Part of a data file
# # # # # # #

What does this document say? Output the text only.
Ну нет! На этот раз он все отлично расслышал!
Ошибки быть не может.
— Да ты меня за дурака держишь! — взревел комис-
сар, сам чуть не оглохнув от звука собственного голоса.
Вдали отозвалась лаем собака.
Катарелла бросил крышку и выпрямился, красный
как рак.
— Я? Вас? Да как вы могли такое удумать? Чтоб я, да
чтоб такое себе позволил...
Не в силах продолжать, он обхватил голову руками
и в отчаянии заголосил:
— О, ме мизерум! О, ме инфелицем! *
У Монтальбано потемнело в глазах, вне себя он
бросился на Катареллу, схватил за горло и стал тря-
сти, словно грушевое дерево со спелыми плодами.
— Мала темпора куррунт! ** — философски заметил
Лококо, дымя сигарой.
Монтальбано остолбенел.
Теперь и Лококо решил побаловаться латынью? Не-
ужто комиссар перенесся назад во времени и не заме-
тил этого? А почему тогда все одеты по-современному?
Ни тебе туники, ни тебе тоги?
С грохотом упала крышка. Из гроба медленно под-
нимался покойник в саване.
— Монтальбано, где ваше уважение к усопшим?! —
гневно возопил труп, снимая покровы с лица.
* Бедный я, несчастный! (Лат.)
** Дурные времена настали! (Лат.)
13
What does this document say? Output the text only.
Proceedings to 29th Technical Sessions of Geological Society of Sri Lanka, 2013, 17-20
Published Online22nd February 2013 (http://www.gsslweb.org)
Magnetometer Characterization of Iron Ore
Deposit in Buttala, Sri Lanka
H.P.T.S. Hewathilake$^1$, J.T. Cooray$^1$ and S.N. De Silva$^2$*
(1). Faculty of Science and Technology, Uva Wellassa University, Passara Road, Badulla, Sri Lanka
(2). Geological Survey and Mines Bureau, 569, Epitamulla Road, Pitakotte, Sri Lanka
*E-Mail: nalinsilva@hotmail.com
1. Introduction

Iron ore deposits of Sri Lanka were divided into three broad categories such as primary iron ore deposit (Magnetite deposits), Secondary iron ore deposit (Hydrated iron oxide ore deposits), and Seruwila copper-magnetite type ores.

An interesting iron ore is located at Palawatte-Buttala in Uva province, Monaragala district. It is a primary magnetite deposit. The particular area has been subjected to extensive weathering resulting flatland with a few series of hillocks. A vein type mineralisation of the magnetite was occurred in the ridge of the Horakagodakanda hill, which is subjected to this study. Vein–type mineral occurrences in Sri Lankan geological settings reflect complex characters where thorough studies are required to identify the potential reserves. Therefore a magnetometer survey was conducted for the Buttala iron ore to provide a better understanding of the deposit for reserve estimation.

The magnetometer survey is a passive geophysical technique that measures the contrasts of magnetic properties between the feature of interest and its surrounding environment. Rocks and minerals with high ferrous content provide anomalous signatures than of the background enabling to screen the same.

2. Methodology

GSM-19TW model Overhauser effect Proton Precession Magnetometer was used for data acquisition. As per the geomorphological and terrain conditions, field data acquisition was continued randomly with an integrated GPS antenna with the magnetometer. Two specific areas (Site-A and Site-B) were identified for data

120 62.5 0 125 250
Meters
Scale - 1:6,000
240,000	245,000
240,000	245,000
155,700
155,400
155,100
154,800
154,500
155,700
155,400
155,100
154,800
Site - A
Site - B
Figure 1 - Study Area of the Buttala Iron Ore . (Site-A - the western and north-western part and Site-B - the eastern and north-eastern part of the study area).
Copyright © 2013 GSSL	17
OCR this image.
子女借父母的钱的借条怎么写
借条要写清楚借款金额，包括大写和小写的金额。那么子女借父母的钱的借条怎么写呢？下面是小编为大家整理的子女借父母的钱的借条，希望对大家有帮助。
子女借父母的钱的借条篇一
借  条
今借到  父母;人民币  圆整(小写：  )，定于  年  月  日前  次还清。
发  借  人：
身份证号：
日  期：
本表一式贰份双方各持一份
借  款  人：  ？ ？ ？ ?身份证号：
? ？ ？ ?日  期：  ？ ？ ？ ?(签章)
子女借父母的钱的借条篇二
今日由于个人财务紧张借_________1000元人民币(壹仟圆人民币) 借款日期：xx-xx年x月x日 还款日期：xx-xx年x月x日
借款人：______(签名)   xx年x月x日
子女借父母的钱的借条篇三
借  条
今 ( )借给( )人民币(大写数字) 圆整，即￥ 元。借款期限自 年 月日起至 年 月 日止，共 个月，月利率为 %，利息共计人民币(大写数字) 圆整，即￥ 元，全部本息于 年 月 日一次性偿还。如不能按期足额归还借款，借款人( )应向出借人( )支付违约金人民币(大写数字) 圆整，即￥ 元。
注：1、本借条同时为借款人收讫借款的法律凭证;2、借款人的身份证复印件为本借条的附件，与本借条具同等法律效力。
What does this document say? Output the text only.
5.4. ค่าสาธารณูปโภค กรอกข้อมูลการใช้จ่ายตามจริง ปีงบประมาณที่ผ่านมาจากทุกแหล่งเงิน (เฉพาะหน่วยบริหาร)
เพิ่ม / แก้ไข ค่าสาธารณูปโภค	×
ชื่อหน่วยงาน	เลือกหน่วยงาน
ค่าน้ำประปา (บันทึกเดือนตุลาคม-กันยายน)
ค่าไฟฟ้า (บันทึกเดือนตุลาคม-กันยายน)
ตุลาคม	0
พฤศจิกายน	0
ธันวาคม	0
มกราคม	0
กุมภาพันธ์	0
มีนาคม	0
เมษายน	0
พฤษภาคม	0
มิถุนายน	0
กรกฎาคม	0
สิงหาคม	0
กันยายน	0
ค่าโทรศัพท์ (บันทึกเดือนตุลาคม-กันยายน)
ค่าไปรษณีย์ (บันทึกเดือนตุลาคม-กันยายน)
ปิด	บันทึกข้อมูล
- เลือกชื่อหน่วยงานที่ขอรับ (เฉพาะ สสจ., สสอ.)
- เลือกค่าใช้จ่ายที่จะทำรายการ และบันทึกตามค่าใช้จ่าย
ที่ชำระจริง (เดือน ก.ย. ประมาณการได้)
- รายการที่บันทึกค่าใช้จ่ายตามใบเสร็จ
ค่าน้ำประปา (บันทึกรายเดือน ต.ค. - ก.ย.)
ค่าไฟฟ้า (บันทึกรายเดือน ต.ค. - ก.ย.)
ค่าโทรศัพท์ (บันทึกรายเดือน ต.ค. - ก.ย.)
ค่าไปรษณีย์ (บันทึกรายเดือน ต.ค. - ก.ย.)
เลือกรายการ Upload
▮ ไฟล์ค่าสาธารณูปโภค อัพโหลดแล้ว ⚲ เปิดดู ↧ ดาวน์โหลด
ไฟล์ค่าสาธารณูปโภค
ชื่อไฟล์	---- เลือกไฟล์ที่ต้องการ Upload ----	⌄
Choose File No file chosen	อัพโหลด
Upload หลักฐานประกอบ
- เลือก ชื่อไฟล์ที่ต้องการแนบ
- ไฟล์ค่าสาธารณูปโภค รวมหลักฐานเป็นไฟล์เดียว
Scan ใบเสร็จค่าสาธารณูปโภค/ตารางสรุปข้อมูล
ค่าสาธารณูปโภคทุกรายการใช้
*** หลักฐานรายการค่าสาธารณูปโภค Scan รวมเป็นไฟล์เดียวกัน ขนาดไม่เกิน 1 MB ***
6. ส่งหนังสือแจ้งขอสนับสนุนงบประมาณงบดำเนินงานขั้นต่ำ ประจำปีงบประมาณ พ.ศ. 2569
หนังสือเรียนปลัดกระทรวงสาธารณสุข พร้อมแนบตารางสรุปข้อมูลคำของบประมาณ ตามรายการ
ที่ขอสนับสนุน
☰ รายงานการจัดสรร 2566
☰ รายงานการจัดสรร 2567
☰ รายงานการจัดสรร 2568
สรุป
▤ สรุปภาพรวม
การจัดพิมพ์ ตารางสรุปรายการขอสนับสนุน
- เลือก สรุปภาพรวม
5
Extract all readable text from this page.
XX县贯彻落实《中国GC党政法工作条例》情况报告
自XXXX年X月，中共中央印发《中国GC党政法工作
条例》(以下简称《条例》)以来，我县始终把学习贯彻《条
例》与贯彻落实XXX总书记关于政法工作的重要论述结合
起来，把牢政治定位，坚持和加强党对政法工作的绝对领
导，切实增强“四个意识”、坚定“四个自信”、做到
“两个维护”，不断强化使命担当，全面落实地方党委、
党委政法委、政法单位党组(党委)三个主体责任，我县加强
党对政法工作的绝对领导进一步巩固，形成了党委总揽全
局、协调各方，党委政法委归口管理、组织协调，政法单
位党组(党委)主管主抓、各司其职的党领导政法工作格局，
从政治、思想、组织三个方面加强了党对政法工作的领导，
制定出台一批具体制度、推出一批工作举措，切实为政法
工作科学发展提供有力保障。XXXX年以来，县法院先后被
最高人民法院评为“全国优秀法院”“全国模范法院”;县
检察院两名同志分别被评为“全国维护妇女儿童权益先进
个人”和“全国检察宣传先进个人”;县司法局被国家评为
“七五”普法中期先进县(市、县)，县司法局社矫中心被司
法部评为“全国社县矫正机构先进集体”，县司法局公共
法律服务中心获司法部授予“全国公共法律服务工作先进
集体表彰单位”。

# # # # # # #

◆ **Short problem**:
Look through the material and copy each line that has "อไฟล".

◆ **Result below**:
ชื่อไฟล์	---- เลือกไฟล์ที่ต้องการ Upload ----	⌄
- เลือก ชื่อไฟล์ที่ต้องการแนบ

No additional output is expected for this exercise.